# Extracted data entries:
------------------------
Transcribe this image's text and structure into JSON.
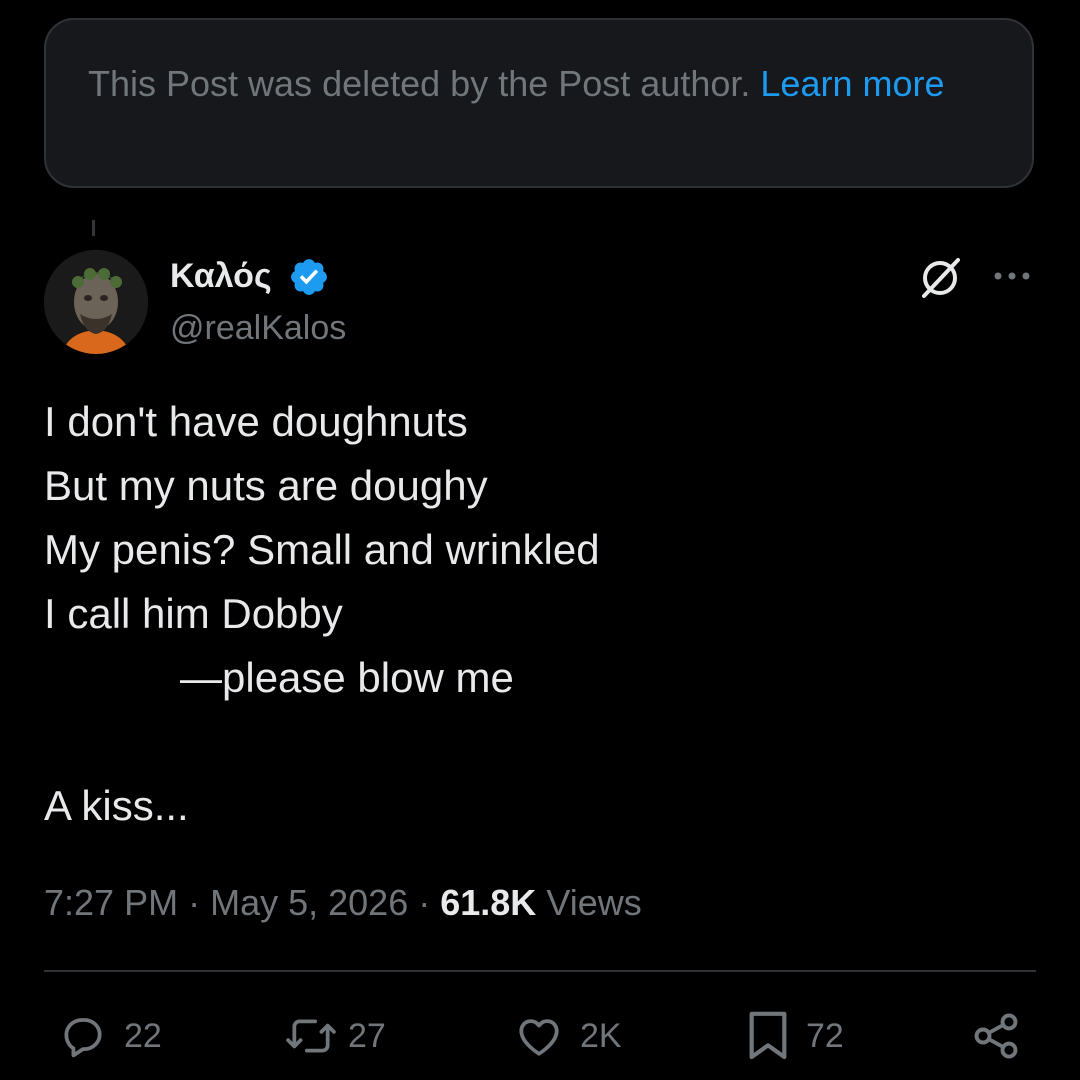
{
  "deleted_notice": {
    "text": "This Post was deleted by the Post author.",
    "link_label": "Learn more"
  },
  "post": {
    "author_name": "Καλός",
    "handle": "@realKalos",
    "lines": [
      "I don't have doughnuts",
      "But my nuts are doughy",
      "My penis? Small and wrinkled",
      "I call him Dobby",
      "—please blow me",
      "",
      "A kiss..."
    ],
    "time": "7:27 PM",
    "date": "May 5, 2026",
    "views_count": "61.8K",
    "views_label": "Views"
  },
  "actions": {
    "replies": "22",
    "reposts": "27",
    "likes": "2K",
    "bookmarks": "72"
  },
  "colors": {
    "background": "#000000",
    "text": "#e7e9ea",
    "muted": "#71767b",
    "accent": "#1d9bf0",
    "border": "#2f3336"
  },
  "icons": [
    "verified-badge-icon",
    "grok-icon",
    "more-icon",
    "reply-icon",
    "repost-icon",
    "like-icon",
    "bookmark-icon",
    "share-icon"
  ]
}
------------------------
Identify how many lines in the entries above contain the word "text" and provide only that figure.

3